Collected data entries >>
>>>

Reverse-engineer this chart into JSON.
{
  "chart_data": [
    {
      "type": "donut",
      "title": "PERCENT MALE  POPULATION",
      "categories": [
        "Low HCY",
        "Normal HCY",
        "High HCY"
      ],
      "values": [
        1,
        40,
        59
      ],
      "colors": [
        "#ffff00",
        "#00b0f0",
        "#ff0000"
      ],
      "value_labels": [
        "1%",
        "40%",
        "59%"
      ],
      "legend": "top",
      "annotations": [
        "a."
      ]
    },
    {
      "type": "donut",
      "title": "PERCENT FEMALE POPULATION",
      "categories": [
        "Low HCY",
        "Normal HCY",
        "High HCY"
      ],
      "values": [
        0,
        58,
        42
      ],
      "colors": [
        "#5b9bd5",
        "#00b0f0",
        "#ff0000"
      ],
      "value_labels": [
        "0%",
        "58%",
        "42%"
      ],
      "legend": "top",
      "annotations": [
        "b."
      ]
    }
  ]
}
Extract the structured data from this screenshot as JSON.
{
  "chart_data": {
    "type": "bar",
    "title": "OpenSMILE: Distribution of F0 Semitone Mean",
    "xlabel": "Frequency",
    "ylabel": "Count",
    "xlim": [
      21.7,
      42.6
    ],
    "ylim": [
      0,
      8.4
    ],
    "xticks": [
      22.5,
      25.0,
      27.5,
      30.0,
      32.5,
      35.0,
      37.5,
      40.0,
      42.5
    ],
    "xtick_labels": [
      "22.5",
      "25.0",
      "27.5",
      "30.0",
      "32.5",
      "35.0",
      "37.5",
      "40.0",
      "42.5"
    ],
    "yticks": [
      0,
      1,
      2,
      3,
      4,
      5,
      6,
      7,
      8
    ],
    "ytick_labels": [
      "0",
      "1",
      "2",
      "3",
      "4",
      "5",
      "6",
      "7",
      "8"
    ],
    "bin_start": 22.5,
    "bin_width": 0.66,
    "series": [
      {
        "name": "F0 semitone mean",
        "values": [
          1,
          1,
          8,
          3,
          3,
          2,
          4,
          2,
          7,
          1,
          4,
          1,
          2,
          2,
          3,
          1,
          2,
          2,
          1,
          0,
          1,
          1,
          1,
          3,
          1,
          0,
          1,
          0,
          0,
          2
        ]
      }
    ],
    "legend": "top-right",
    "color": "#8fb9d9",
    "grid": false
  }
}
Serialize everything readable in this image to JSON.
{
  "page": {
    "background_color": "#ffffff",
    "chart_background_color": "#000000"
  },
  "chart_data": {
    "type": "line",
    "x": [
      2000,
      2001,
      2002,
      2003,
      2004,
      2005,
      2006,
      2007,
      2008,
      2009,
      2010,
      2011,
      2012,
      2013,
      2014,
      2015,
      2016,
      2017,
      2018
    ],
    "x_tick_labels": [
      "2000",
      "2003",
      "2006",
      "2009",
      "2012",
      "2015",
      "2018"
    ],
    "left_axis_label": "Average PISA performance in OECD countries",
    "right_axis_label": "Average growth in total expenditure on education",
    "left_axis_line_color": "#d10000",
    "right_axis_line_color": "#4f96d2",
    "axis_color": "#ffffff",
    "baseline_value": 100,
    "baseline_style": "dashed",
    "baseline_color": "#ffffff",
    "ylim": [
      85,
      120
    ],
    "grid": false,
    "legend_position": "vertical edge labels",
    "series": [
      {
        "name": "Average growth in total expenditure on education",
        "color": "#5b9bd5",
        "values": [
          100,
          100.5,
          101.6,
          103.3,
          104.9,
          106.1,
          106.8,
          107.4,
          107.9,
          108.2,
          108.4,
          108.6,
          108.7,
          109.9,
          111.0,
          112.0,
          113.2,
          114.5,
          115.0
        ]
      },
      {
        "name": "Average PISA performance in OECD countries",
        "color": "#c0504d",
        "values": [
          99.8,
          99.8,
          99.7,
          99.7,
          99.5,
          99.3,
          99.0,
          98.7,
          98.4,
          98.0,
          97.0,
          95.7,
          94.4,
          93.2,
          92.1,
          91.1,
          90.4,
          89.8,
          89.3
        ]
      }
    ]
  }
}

<<<

AIM OF THE EXERCISE >> Reproduce every record above exactly as it appears.

ANSWER TO THIS EXERCISE >>
Reverse-engineer this chart into JSON.
{
  "chart_data": [
    {
      "type": "donut",
      "title": "PERCENT MALE  POPULATION",
      "categories": [
        "Low HCY",
        "Normal HCY",
        "High HCY"
      ],
      "values": [
        1,
        40,
        59
      ],
      "colors": [
        "#ffff00",
        "#00b0f0",
        "#ff0000"
      ],
      "value_labels": [
        "1%",
        "40%",
        "59%"
      ],
      "legend": "top",
      "annotations": [
        "a."
      ]
    },
    {
      "type": "donut",
      "title": "PERCENT FEMALE POPULATION",
      "categories": [
        "Low HCY",
        "Normal HCY",
        "High HCY"
      ],
      "values": [
        0,
        58,
        42
      ],
      "colors": [
        "#5b9bd5",
        "#00b0f0",
        "#ff0000"
      ],
      "value_labels": [
        "0%",
        "58%",
        "42%"
      ],
      "legend": "top",
      "annotations": [
        "b."
      ]
    }
  ]
}
Extract the structured data from this screenshot as JSON.
{
  "chart_data": {
    "type": "bar",
    "title": "OpenSMILE: Distribution of F0 Semitone Mean",
    "xlabel": "Frequency",
    "ylabel": "Count",
    "xlim": [
      21.7,
      42.6
    ],
    "ylim": [
      0,
      8.4
    ],
    "xticks": [
      22.5,
      25.0,
      27.5,
      30.0,
      32.5,
      35.0,
      37.5,
      40.0,
      42.5
    ],
    "xtick_labels": [
      "22.5",
      "25.0",
      "27.5",
      "30.0",
      "32.5",
      "35.0",
      "37.5",
      "40.0",
      "42.5"
    ],
    "yticks": [
      0,
      1,
      2,
      3,
      4,
      5,
      6,
      7,
      8
    ],
    "ytick_labels": [
      "0",
      "1",
      "2",
      "3",
      "4",
      "5",
      "6",
      "7",
      "8"
    ],
    "bin_start": 22.5,
    "bin_width": 0.66,
    "series": [
      {
        "name": "F0 semitone mean",
        "values": [
          1,
          1,
          8,
          3,
          3,
          2,
          4,
          2,
          7,
          1,
          4,
          1,
          2,
          2,
          3,
          1,
          2,
          2,
          1,
          0,
          1,
          1,
          1,
          3,
          1,
          0,
          1,
          0,
          0,
          2
        ]
      }
    ],
    "legend": "top-right",
    "color": "#8fb9d9",
    "grid": false
  }
}
Serialize everything readable in this image to JSON.
{
  "page": {
    "background_color": "#ffffff",
    "chart_background_color": "#000000"
  },
  "chart_data": {
    "type": "line",
    "x": [
      2000,
      2001,
      2002,
      2003,
      2004,
      2005,
      2006,
      2007,
      2008,
      2009,
      2010,
      2011,
      2012,
      2013,
      2014,
      2015,
      2016,
      2017,
      2018
    ],
    "x_tick_labels": [
      "2000",
      "2003",
      "2006",
      "2009",
      "2012",
      "2015",
      "2018"
    ],
    "left_axis_label": "Average PISA performance in OECD countries",
    "right_axis_label": "Average growth in total expenditure on education",
    "left_axis_line_color": "#d10000",
    "right_axis_line_color": "#4f96d2",
    "axis_color": "#ffffff",
    "baseline_value": 100,
    "baseline_style": "dashed",
    "baseline_color": "#ffffff",
    "ylim": [
      85,
      120
    ],
    "grid": false,
    "legend_position": "vertical edge labels",
    "series": [
      {
        "name": "Average growth in total expenditure on education",
        "color": "#5b9bd5",
        "values": [
          100,
          100.5,
          101.6,
          103.3,
          104.9,
          106.1,
          106.8,
          107.4,
          107.9,
          108.2,
          108.4,
          108.6,
          108.7,
          109.9,
          111.0,
          112.0,
          113.2,
          114.5,
          115.0
        ]
      },
      {
        "name": "Average PISA performance in OECD countries",
        "color": "#c0504d",
        "values": [
          99.8,
          99.8,
          99.7,
          99.7,
          99.5,
          99.3,
          99.0,
          98.7,
          98.4,
          98.0,
          97.0,
          95.7,
          94.4,
          93.2,
          92.1,
          91.1,
          90.4,
          89.8,
          89.3
        ]
      }
    ]
  }
}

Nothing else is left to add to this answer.